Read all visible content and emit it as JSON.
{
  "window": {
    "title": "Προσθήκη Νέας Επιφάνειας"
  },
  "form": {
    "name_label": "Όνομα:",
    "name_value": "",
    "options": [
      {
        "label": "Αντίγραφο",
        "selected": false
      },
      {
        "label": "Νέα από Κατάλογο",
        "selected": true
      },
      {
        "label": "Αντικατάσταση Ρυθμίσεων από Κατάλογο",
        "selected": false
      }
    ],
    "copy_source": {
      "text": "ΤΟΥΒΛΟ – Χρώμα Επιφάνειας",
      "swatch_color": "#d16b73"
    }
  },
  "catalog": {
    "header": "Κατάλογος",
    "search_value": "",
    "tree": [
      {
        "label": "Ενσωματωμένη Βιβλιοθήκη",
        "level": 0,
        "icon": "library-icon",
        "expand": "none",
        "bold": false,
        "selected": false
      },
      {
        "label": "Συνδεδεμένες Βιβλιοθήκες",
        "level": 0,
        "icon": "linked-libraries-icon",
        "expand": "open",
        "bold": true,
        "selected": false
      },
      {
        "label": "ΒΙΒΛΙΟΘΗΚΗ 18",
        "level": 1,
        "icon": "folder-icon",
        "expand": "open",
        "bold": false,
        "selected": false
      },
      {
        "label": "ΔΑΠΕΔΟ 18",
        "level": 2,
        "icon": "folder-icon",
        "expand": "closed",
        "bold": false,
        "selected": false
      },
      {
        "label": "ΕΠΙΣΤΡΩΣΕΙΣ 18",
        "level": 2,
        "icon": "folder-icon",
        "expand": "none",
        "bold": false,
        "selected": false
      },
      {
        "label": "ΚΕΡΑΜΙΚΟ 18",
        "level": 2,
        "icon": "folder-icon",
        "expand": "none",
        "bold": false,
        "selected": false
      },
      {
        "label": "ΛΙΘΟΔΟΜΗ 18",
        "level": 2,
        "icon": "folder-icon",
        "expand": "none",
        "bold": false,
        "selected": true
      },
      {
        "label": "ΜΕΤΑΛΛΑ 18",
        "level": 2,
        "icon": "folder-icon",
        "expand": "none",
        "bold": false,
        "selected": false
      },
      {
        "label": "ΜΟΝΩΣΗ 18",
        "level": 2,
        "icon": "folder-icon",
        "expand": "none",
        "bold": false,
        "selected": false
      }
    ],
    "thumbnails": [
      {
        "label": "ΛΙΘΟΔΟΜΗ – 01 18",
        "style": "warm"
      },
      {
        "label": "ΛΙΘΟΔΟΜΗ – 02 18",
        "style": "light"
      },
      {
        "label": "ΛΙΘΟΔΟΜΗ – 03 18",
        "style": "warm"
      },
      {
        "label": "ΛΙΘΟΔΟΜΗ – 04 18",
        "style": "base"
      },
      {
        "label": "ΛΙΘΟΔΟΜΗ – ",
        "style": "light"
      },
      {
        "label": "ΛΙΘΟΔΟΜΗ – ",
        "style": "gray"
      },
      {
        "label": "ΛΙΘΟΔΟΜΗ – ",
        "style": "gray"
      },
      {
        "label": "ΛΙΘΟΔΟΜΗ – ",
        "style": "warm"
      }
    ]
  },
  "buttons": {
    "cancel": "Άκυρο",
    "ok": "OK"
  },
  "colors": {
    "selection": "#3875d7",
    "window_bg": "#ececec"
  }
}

• • •

• TO DO: Reproduce the material precisely, including every line.

• SOLUTION TO THIS TASK:
Read all visible content and emit it as JSON.
{
  "window": {
    "title": "Προσθήκη Νέας Επιφάνειας"
  },
  "form": {
    "name_label": "Όνομα:",
    "name_value": "",
    "options": [
      {
        "label": "Αντίγραφο",
        "selected": false
      },
      {
        "label": "Νέα από Κατάλογο",
        "selected": true
      },
      {
        "label": "Αντικατάσταση Ρυθμίσεων από Κατάλογο",
        "selected": false
      }
    ],
    "copy_source": {
      "text": "ΤΟΥΒΛΟ – Χρώμα Επιφάνειας",
      "swatch_color": "#d16b73"
    }
  },
  "catalog": {
    "header": "Κατάλογος",
    "search_value": "",
    "tree": [
      {
        "label": "Ενσωματωμένη Βιβλιοθήκη",
        "level": 0,
        "icon": "library-icon",
        "expand": "none",
        "bold": false,
        "selected": false
      },
      {
        "label": "Συνδεδεμένες Βιβλιοθήκες",
        "level": 0,
        "icon": "linked-libraries-icon",
        "expand": "open",
        "bold": true,
        "selected": false
      },
      {
        "label": "ΒΙΒΛΙΟΘΗΚΗ 18",
        "level": 1,
        "icon": "folder-icon",
        "expand": "open",
        "bold": false,
        "selected": false
      },
      {
        "label": "ΔΑΠΕΔΟ 18",
        "level": 2,
        "icon": "folder-icon",
        "expand": "closed",
        "bold": false,
        "selected": false
      },
      {
        "label": "ΕΠΙΣΤΡΩΣΕΙΣ 18",
        "level": 2,
        "icon": "folder-icon",
        "expand": "none",
        "bold": false,
        "selected": false
      },
      {
        "label": "ΚΕΡΑΜΙΚΟ 18",
        "level": 2,
        "icon": "folder-icon",
        "expand": "none",
        "bold": false,
        "selected": false
      },
      {
        "label": "ΛΙΘΟΔΟΜΗ 18",
        "level": 2,
        "icon": "folder-icon",
        "expand": "none",
        "bold": false,
        "selected": true
      },
      {
        "label": "ΜΕΤΑΛΛΑ 18",
        "level": 2,
        "icon": "folder-icon",
        "expand": "none",
        "bold": false,
        "selected": false
      },
      {
        "label": "ΜΟΝΩΣΗ 18",
        "level": 2,
        "icon": "folder-icon",
        "expand": "none",
        "bold": false,
        "selected": false
      }
    ],
    "thumbnails": [
      {
        "label": "ΛΙΘΟΔΟΜΗ – 01 18",
        "style": "warm"
      },
      {
        "label": "ΛΙΘΟΔΟΜΗ – 02 18",
        "style": "light"
      },
      {
        "label": "ΛΙΘΟΔΟΜΗ – 03 18",
        "style": "warm"
      },
      {
        "label": "ΛΙΘΟΔΟΜΗ – 04 18",
        "style": "base"
      },
      {
        "label": "ΛΙΘΟΔΟΜΗ – ",
        "style": "light"
      },
      {
        "label": "ΛΙΘΟΔΟΜΗ – ",
        "style": "gray"
      },
      {
        "label": "ΛΙΘΟΔΟΜΗ – ",
        "style": "gray"
      },
      {
        "label": "ΛΙΘΟΔΟΜΗ – ",
        "style": "warm"
      }
    ]
  },
  "buttons": {
    "cancel": "Άκυρο",
    "ok": "OK"
  },
  "colors": {
    "selection": "#3875d7",
    "window_bg": "#ececec"
  }
}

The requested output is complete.